## Given records
========================================================================

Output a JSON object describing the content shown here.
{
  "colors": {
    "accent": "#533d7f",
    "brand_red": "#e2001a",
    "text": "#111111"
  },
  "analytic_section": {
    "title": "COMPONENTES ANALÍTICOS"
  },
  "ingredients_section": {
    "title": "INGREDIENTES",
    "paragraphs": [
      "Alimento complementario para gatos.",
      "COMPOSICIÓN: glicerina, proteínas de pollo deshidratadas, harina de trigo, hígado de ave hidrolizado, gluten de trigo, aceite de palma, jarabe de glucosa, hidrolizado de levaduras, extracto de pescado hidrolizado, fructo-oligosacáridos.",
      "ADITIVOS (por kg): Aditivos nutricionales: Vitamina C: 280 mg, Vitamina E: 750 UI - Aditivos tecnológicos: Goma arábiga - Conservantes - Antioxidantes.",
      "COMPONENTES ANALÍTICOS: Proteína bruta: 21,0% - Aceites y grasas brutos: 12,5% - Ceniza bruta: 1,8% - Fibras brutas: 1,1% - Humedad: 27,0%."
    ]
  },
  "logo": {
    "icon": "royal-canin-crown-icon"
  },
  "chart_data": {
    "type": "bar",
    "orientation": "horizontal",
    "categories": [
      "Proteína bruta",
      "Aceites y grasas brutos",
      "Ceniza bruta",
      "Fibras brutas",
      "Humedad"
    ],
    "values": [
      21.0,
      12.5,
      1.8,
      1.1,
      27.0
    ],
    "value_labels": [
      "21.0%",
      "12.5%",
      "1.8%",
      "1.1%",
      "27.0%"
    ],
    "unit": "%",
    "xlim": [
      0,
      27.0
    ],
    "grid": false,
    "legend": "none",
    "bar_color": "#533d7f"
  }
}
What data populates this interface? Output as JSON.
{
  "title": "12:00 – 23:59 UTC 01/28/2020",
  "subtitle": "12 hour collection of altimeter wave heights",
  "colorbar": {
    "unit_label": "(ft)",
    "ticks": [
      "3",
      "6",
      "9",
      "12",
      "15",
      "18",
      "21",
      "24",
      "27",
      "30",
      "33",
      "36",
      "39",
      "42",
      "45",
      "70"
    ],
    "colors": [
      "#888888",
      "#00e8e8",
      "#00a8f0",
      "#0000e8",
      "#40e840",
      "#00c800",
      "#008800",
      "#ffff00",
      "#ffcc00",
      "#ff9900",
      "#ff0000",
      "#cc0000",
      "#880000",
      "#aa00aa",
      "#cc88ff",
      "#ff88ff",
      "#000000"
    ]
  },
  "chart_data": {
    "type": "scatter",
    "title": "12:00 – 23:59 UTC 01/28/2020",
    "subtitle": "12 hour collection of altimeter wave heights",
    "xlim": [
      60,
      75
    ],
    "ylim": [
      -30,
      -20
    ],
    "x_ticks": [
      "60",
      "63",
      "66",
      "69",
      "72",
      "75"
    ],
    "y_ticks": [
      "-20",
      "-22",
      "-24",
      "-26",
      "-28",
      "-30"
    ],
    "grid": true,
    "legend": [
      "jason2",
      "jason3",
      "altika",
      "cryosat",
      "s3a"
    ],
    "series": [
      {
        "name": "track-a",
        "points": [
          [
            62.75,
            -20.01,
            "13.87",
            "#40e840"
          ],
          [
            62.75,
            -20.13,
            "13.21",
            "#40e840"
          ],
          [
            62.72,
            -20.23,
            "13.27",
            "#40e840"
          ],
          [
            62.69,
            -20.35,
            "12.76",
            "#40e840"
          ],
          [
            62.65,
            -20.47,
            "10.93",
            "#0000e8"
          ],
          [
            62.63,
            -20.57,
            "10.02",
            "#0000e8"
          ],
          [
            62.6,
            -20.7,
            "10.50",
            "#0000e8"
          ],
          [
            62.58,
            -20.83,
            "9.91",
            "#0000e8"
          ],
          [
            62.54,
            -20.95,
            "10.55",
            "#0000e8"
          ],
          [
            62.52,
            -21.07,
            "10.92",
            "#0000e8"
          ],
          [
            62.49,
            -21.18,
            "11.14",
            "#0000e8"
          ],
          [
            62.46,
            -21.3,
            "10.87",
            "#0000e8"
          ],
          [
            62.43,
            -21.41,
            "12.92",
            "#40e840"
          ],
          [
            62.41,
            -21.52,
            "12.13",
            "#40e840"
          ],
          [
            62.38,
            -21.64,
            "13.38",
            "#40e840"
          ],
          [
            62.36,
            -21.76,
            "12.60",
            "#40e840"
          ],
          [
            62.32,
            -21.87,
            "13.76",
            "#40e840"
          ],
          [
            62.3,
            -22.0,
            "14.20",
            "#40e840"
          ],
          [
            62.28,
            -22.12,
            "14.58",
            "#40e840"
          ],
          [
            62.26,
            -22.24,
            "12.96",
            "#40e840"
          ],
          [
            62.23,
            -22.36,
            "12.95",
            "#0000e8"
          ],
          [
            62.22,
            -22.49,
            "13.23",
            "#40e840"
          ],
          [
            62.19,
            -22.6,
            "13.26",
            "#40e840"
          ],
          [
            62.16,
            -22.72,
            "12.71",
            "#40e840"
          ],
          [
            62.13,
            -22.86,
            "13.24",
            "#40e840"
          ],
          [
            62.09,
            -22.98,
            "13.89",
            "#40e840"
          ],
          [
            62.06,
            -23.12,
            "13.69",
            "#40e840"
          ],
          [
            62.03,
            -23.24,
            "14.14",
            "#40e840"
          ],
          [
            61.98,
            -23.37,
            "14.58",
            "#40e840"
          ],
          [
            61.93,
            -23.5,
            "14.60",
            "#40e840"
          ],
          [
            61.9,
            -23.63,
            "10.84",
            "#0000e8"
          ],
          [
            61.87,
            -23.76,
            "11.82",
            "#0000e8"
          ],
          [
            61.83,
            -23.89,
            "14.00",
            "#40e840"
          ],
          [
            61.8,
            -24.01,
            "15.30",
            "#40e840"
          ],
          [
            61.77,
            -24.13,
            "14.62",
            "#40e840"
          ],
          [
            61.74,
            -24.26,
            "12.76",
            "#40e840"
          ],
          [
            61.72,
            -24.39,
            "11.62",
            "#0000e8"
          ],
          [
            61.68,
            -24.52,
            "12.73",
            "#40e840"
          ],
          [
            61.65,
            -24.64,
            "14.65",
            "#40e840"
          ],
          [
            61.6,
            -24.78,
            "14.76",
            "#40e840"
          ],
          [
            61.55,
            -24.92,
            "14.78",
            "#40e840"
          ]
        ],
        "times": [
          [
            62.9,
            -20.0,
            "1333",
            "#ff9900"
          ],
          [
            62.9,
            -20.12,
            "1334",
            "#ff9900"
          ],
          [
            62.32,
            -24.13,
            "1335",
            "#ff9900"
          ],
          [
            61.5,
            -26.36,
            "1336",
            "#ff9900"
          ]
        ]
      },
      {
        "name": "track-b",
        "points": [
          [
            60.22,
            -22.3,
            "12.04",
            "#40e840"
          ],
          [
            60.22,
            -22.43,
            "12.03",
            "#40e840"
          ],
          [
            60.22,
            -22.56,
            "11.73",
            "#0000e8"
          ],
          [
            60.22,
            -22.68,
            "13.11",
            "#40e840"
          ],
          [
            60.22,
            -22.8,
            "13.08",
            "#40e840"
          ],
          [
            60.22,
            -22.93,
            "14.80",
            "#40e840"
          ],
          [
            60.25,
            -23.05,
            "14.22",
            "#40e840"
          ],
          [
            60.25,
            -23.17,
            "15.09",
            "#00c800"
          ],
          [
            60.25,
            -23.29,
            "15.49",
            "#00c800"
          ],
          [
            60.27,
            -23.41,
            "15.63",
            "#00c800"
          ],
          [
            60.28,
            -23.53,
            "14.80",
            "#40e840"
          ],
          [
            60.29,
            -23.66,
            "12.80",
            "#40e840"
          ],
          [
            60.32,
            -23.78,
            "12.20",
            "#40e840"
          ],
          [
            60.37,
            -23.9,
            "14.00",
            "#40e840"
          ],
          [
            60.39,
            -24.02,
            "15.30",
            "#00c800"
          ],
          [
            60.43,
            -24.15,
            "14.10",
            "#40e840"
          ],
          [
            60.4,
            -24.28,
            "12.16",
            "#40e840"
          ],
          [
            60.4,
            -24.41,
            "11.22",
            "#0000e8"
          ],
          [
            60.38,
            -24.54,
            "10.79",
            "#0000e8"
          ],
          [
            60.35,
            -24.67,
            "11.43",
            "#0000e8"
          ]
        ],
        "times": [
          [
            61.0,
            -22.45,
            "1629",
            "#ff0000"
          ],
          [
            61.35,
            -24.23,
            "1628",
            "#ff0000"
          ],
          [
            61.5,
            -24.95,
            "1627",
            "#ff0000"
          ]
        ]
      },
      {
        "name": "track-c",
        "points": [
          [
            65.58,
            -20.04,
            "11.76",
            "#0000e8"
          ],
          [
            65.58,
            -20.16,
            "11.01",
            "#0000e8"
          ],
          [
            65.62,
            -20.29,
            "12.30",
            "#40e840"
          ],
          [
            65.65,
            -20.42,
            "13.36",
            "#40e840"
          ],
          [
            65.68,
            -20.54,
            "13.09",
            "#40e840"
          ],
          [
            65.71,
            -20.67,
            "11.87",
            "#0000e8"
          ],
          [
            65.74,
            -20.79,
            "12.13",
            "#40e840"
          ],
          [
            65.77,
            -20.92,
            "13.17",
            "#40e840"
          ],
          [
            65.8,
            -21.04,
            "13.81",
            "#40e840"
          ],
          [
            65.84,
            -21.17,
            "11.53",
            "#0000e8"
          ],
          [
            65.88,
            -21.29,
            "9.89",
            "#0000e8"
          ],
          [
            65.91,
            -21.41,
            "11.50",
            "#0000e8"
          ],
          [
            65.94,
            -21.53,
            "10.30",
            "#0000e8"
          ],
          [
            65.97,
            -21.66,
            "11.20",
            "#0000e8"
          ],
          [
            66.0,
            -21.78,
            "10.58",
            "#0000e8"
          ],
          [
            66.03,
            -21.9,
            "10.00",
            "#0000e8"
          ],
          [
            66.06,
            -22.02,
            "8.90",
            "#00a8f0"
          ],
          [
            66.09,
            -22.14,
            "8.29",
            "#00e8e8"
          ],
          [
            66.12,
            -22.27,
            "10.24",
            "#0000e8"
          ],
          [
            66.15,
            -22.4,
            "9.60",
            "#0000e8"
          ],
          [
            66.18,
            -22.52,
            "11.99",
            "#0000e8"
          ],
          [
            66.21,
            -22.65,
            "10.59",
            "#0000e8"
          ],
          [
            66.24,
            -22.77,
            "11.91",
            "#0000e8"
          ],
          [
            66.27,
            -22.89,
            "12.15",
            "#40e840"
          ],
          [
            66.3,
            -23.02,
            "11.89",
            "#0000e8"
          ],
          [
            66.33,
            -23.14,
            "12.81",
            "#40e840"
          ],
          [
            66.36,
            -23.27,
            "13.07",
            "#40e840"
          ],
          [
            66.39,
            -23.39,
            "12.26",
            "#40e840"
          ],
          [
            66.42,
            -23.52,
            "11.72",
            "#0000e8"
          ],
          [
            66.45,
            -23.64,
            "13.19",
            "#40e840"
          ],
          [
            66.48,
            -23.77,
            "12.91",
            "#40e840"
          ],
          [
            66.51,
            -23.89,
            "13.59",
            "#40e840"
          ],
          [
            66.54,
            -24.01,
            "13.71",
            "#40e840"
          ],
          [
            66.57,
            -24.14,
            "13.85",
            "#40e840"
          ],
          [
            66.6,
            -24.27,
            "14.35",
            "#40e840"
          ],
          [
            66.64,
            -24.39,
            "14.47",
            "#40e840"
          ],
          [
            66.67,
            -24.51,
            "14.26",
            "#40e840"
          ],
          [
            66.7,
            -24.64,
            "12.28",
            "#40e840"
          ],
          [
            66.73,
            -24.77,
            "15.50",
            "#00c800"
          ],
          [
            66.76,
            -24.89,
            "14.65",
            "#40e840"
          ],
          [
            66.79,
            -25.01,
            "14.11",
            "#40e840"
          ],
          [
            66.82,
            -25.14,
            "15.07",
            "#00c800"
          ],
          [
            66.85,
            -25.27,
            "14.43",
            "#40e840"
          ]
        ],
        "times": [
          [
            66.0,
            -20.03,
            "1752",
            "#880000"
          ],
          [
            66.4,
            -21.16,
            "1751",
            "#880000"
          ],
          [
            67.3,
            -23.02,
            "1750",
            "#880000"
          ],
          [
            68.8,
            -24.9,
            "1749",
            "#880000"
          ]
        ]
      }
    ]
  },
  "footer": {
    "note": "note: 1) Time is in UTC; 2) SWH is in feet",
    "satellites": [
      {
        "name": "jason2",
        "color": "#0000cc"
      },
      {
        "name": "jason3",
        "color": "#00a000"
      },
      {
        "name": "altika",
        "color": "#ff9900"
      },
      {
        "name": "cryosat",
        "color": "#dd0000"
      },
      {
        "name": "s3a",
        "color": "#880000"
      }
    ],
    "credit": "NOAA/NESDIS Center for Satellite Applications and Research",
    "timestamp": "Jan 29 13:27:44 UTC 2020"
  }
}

========================================================================

## Stated problem
Return each line with "Ceniza".

## Reply
      "COMPONENTES ANALÍTICOS: Proteína bruta: 21,0% - Aceites y grasas brutos: 12,5% - Ceniza bruta: 1,8% - Fibras brutas: 1,1% - Humedad: 27,0%."
      "Ceniza bruta",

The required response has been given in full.